• **SOURCE EXCERPT**
◇ ◇ ◇ ◇ ◇

Mac Jones' contract, Stephon Gilmore resolution on Patriots' to-do list

FOXBOROUGH, Mass. -- Quick-hit thoughts/notes around the New England Patriots and NFL:

1. Patriots’ to-do list: The quiet time of the NFL calendar has arrived -- a break from the end of June's minicamps to the start of training camp in late July -- but that doesn't mean business stops completely. Here are three issues for coach Bill Belichick's Patriots, and where things stand with them.

    • Mac's contract -- First-round pick Mac Jones has yet to sign his rookie deal, and in fact, defensive tackle Christian Barmore (second round) and defensive end Ronnie Perkins (third round) also remain unsigned. A cause for concern? Hardly. Sometimes agents prefer to wait to see more contracts finalized before moving forward, and those close to the situation relay that's the current dynamic in play.

    • Gilmore resolution -- When cornerback Stephon Gilmore didn't report for June's mandatory minicamp, it was essentially his call for action to the team to address his base salary of $7 million, which is below market for a player of his caliber. At the same time, the situation hardly seems contentious, as evidenced by Gilmore's presence in town last week. Just business, and this is the time for the sides to explore resolutions.

  • A perfect 10? -- If the past is any indication, rookies should soon be receiving their official jersey numbers, and Jones' No. 10 (last worn by receiver Damiere Byrd) is available. That's what Jones wore at The Bolles School in Jacksonville, and also in college at Alabama. The last quarterback to wear 10 for the Patriots was Jimmy Garoppolo, and come to think of it, that's who Jones reminded me of most after watching him in spring practices.

We're talking about jersey numbers?

Yup, it must be the slower time on the NFL calendar, which is why this Patriots notebook will take a multiple-week hiatus until later in July. Reporters need time to recharge the batteries as well.

2. Rookies tour Hall: When the Kraft family first unveiled its vision for a Patriots Hall of Fame on May 20, 2007, the idea was to honor franchise greats and provide fans an opportunity to celebrate the team's championship transition through a cutting-edge multimedia experience. Since the Hall opened in 2008, it has done that ... and more. One example came on Friday when the team's 2021 rookie class toured the exhibits and watched the signature "Patriots Way" film in the Raytheon Theater.

3. New look at Gillette: When playing in a venue that he wasn't as familiar, Tom Brady would often visit the field before the game to get a feel for things like the location of the all-important play clock. He didn't want to take a delay-of-game penalty for not being able to quickly identify how much time he had left.

Brady wouldn't have to do that at Gillette Stadium, but when he returns with the Tampa Bay Buccaneers on Oct. 3 for a highly-anticipated homecoming, he'll likely want to reacquaint himself with the south end zone, which has undergone a significant makeover with a larger-than-life videoboard.

◇ ◇ ◇ ◇ ◇

• **ENTRIES SUPPLIED**

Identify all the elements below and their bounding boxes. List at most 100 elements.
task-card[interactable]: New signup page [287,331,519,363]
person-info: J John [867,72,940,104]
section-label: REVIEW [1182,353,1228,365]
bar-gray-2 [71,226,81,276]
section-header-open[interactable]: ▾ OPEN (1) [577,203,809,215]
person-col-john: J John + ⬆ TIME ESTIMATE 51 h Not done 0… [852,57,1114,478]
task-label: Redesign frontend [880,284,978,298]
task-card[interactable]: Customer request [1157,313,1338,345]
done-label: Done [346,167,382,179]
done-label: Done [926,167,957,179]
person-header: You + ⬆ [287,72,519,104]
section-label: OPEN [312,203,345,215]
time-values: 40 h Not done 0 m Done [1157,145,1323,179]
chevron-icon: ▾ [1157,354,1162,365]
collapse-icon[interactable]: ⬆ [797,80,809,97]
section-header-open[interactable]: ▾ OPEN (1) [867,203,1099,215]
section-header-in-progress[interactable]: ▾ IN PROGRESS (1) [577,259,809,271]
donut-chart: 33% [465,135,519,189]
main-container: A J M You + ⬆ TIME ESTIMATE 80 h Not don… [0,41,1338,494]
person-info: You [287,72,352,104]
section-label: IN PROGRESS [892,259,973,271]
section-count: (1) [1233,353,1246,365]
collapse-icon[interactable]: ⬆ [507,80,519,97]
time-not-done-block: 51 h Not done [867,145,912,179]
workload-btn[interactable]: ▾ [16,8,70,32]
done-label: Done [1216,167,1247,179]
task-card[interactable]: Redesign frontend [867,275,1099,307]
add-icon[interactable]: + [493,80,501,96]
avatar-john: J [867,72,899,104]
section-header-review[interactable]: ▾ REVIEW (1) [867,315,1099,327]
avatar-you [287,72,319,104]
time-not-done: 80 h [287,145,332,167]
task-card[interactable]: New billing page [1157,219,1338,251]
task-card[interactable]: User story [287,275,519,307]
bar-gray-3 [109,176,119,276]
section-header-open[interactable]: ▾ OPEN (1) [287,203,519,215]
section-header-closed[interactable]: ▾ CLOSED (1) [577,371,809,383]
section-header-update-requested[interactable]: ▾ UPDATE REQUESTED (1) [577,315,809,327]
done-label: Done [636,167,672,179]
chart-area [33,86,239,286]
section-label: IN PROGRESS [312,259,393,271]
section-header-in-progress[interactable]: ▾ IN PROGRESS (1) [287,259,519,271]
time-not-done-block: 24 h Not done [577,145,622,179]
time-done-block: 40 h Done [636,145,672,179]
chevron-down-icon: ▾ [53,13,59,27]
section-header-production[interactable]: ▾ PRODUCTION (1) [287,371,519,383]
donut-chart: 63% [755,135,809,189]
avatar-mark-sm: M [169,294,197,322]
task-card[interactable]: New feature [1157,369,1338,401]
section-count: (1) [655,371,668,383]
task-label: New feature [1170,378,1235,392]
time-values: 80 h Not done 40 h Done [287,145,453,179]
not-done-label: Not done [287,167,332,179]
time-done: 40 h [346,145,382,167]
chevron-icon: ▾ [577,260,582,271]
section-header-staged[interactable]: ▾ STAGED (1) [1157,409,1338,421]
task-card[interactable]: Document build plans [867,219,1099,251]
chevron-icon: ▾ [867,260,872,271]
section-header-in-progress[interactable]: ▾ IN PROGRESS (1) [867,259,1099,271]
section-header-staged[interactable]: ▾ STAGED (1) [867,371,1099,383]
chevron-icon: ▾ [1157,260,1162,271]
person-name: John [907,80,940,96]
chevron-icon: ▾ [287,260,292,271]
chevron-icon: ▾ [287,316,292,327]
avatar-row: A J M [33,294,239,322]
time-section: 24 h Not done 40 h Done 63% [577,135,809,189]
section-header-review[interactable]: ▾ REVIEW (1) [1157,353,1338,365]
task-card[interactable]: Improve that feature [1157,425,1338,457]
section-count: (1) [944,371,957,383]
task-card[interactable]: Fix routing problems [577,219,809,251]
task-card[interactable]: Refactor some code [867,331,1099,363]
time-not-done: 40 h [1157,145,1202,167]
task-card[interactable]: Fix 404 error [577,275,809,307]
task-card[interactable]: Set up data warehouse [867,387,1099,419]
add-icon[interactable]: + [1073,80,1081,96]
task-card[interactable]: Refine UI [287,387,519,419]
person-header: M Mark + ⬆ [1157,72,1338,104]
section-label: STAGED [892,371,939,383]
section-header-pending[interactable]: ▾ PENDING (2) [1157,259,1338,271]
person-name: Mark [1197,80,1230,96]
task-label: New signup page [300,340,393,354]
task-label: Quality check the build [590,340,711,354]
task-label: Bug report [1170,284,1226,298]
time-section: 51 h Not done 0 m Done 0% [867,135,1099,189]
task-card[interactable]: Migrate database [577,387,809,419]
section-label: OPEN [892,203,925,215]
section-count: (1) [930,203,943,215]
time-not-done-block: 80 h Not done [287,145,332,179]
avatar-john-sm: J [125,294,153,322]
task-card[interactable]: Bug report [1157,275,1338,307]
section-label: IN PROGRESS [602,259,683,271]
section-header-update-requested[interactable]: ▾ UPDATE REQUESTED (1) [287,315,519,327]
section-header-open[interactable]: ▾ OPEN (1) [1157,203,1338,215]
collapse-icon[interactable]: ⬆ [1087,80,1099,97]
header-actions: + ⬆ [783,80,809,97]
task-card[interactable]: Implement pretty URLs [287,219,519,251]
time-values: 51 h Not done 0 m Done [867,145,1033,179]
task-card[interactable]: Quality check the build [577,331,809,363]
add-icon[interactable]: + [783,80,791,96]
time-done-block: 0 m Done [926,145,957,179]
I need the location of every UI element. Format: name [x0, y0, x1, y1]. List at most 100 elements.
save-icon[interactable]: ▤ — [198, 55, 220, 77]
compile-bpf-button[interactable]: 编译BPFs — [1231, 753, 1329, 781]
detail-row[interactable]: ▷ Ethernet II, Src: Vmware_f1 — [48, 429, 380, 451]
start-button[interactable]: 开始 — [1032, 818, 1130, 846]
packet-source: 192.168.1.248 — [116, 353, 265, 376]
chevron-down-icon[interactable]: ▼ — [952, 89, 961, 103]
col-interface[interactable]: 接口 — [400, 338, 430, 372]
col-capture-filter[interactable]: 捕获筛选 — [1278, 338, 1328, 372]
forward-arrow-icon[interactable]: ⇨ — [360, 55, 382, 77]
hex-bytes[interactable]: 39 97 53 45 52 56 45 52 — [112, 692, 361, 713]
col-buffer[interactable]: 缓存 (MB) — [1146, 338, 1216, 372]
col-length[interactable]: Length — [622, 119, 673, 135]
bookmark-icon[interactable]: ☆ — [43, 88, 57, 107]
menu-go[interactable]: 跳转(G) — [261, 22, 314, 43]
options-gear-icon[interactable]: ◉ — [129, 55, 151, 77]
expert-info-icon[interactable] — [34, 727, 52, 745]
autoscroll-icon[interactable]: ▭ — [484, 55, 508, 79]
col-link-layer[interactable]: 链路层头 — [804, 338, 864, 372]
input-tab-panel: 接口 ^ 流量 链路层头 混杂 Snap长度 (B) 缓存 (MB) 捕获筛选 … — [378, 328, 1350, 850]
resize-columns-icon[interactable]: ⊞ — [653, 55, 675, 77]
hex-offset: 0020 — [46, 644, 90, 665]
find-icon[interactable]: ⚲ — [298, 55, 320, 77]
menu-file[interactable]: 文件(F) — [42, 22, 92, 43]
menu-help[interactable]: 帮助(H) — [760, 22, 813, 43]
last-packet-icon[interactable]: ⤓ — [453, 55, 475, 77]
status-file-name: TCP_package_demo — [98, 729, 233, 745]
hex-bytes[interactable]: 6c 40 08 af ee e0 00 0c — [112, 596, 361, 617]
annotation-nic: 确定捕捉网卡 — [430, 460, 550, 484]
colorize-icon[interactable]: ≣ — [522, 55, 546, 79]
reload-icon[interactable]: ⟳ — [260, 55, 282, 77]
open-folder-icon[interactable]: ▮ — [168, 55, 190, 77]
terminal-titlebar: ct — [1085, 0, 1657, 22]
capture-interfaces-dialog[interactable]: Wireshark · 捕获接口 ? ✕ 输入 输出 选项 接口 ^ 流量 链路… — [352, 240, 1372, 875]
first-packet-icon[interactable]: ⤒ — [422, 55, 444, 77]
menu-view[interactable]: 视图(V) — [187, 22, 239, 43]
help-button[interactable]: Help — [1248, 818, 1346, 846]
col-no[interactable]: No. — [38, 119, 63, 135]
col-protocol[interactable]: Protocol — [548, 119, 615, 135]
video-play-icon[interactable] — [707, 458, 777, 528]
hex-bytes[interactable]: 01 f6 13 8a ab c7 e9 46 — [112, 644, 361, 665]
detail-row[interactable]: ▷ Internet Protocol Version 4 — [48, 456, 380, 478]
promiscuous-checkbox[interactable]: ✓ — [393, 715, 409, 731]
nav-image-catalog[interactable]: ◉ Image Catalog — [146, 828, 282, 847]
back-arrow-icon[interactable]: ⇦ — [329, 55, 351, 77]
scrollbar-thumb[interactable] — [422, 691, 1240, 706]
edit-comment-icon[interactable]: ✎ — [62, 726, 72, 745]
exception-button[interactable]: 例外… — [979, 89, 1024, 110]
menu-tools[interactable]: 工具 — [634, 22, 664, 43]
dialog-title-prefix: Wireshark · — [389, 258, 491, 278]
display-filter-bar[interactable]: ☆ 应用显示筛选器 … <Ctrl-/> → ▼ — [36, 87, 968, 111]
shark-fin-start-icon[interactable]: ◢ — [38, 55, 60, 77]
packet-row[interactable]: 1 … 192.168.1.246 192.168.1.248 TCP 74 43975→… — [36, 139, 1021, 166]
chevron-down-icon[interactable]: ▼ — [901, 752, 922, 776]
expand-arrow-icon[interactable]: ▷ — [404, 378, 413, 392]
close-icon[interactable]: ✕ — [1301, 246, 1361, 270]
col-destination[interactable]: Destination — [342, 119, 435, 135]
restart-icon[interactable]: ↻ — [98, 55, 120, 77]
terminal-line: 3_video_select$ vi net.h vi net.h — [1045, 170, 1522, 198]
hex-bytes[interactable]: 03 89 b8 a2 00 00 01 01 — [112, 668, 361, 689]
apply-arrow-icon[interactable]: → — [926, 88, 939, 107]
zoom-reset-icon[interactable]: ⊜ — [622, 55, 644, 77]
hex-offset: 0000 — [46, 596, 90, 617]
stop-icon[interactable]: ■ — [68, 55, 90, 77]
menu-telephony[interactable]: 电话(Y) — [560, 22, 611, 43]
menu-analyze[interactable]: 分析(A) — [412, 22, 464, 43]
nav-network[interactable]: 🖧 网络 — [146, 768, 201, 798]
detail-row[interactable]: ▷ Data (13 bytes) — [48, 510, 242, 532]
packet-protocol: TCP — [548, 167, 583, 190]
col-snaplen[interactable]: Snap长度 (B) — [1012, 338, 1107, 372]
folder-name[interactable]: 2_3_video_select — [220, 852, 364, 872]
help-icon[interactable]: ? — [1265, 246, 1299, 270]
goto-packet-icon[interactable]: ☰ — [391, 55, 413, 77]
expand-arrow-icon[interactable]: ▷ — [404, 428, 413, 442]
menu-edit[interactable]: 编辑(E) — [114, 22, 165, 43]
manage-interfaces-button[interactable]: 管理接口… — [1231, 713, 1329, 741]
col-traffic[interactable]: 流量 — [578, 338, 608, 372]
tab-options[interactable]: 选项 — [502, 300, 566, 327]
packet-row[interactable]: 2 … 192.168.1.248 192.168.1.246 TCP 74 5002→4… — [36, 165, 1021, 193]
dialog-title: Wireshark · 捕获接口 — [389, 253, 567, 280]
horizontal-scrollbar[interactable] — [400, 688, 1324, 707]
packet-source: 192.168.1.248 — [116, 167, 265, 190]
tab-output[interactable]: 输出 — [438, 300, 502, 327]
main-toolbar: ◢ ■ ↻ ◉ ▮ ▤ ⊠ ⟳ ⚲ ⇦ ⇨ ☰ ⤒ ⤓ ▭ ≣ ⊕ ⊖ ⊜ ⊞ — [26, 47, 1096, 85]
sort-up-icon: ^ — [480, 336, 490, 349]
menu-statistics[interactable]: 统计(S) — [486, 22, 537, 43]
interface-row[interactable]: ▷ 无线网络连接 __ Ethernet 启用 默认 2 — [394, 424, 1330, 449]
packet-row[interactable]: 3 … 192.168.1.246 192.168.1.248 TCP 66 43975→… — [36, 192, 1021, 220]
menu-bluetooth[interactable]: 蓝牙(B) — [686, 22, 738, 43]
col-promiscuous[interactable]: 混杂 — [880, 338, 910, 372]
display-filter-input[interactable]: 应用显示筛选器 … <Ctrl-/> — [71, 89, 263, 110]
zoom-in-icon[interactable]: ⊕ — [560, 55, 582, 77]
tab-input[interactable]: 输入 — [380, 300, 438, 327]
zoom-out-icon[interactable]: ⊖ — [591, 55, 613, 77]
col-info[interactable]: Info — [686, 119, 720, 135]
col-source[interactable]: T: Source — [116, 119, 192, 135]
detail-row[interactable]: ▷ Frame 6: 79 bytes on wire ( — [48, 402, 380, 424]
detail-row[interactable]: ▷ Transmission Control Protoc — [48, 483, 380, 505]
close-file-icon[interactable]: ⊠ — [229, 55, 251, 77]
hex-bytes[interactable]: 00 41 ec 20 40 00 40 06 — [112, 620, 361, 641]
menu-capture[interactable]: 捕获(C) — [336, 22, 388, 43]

◇ ◇ ◇ ◇ ◇

• **PROBLEMS TO SOLVE**
(a) Answer these questions using the Patriots article above the records. Put each answer on its own line, marked the same way.
(i) Which two other Patriots draft picks, besides Mac Jones, had not yet signed their rookie deals?
(ii) What is Stephon Gilmore's base salary?
(iii) In what year did the Patriots Hall of Fame open?
(b) Summarize the Patriots article above the records in two sentences.
(c) Write the next part of the Patriots article, picking up after its final sentence.

• **TASK-BY-TASK ANSWERS**
(a)
(i) Defensive tackle Christian Barmore and defensive end Ronnie Perkins.
(ii) $7 million.
(iii) 2008.

(b) During the quiet stretch of the NFL calendar, the Patriots still have business to handle: Mac Jones and two other draft picks have not signed their rookie deals, and Stephon Gilmore's below-market $7 million base salary needs to be addressed. The rookie class toured the Patriots Hall of Fame, and Tom Brady will find a remade south end zone with a larger-than-life videoboard when he returns to Gillette Stadium with the Buccaneers on Oct. 3.

(c)
As a result, the game clock has moved from the left side of the old screen to the right. It is now next to the play clock, which was moved further to the right from its original location to accommodate the larger videoboard.

4. Jonnu not enrolled: George Kittle (San Francisco 49ers), Travis Kelce (Kansas City Chiefs) and the recently retired Greg Olsen gathered 49 tight ends for "Tight End University" last week in Nashville, an idea sparked in hopes of generating more respect for the position. The Patriots' Hunter Henry said he had planned to attend, but Jonnu Smith was not enrolled. Smith, who is an expecting father, appeared to tweak something on the first day of mandatory minicamp.

5. Winovich stays local: Third-year outside linebacker Chase Winovich was one of five players not spotted on the field at Patriots mandatory minicamp in mid-June, sparking questions about his absence -- especially since he had taken part in prior voluntary spring practices. One follow-up: Winovich has stayed local since minicamp, connecting with teammates at Gillette Stadium as the focus turns to preparations for the start of training camp.

6. Rodney on fourth-and-2: In a story on former Patriots players seamlessly transitioning to national broadcast work -- and crediting their time with the organization for providing the springboard -- Rodney Harrison relayed how criticism of Belichick for his fourth-and-2 decision in 2009 was his defining broadcasting moment. The natural follow-up: Did he receive any flak from Belichick himself?

None, whatsoever.

Said Harrison, "I was just up there for the Patriots Hall of Fame [in 2019], and Belichick told me and Willie McGinest, 'Look, if you guys have to criticize me, I understand it. You have a job to do.' I was like, 'Coach, I have no problem with that!' It was nice for him to say that, because somebody that gave me an opportunity, who really believed in you, the last thing you want to do is criticize him. But I had to do my job."

7. Hein at HUB: It's possible the Patriots might have had receiver Devin Ross in for a tryout at mandatory minicamp anyway -- given their background with him from 2020 on their practice squad -- but it couldn't have hurt that scouting assistant Jordon Hein had the chance to evaluate him in-person at the most recent HUB Football workout in San Diego. HUB football is a new concept, created by Brady's agent Don Yee, which brings players together in one location and provides them a platform to work out for scouts. In turn, NFL teams have a chance to evaluate multiple players at a fraction of the cost of bringing them to their own facility.

8. Not so fast on Gronk's digits: Ross had donned number 87 during his tryout, which marked the first time Rob Gronkowski's old number was back in circulation, but it was a short-lived return. Now that he's been signed to the 90-man roster, Ross has officially been issued No. 8 (along with linebacker Ja'Whaun Bentley).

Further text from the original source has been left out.